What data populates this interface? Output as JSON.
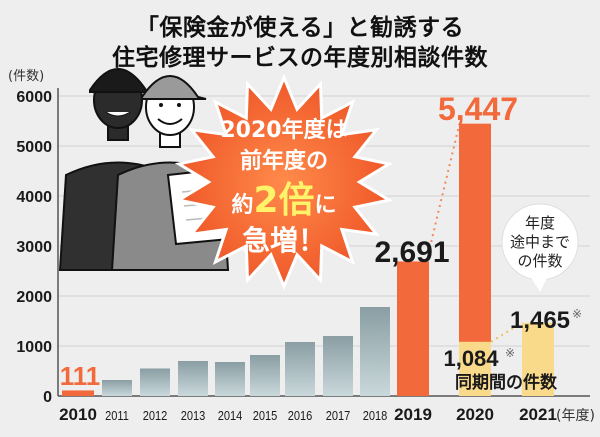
{
  "title_line1": "「保険金が使える」と勧誘する",
  "title_line2": "住宅修理サービスの年度別相談件数",
  "chart_data": {
    "type": "bar",
    "y_unit_label": "(件数)",
    "x_unit_label": "(年度)",
    "ylim": [
      0,
      6000
    ],
    "y_ticks": [
      "0",
      "1000",
      "2000",
      "3000",
      "4000",
      "5000",
      "6000"
    ],
    "categories": [
      "2010",
      "2011",
      "2012",
      "2013",
      "2014",
      "2015",
      "2016",
      "2017",
      "2018",
      "2019",
      "2020",
      "2021"
    ],
    "values": [
      111,
      320,
      550,
      700,
      680,
      820,
      1080,
      1200,
      1780,
      2691,
      5447,
      1465
    ],
    "same_period": {
      "category": "2020",
      "value": 1084
    },
    "value_labels": {
      "2010": "111",
      "2019": "2,691",
      "2020": "5,447",
      "2021": "1,465",
      "same_period": "1,084"
    },
    "asterisk": "※",
    "same_period_label": "同期間の件数",
    "partial_year_note": [
      "年度",
      "途中まで",
      "の件数"
    ],
    "starburst": {
      "line1": "2020年度は",
      "line2": "前年度の",
      "line3_a": "約",
      "line3_b": "2倍",
      "line3_c": "に",
      "line4": "急増！"
    },
    "colors": {
      "highlight": "#f26a3b",
      "normal_top": "#8a9ea3",
      "normal_bottom": "#c4d4d7",
      "partial": "#f9d98a",
      "burst": "#ef5b2a"
    }
  }
}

▶ [TASK DIRECTIONS] Set down the material exactly, every line of it, except for the pictures.

▶ [COMPLETED EXERCISE]
What data populates this interface? Output as JSON.
{
  "title_line1": "「保険金が使える」と勧誘する",
  "title_line2": "住宅修理サービスの年度別相談件数",
  "chart_data": {
    "type": "bar",
    "y_unit_label": "(件数)",
    "x_unit_label": "(年度)",
    "ylim": [
      0,
      6000
    ],
    "y_ticks": [
      "0",
      "1000",
      "2000",
      "3000",
      "4000",
      "5000",
      "6000"
    ],
    "categories": [
      "2010",
      "2011",
      "2012",
      "2013",
      "2014",
      "2015",
      "2016",
      "2017",
      "2018",
      "2019",
      "2020",
      "2021"
    ],
    "values": [
      111,
      320,
      550,
      700,
      680,
      820,
      1080,
      1200,
      1780,
      2691,
      5447,
      1465
    ],
    "same_period": {
      "category": "2020",
      "value": 1084
    },
    "value_labels": {
      "2010": "111",
      "2019": "2,691",
      "2020": "5,447",
      "2021": "1,465",
      "same_period": "1,084"
    },
    "asterisk": "※",
    "same_period_label": "同期間の件数",
    "partial_year_note": [
      "年度",
      "途中まで",
      "の件数"
    ],
    "starburst": {
      "line1": "2020年度は",
      "line2": "前年度の",
      "line3_a": "約",
      "line3_b": "2倍",
      "line3_c": "に",
      "line4": "急増！"
    },
    "colors": {
      "highlight": "#f26a3b",
      "normal_top": "#8a9ea3",
      "normal_bottom": "#c4d4d7",
      "partial": "#f9d98a",
      "burst": "#ef5b2a"
    }
  }
}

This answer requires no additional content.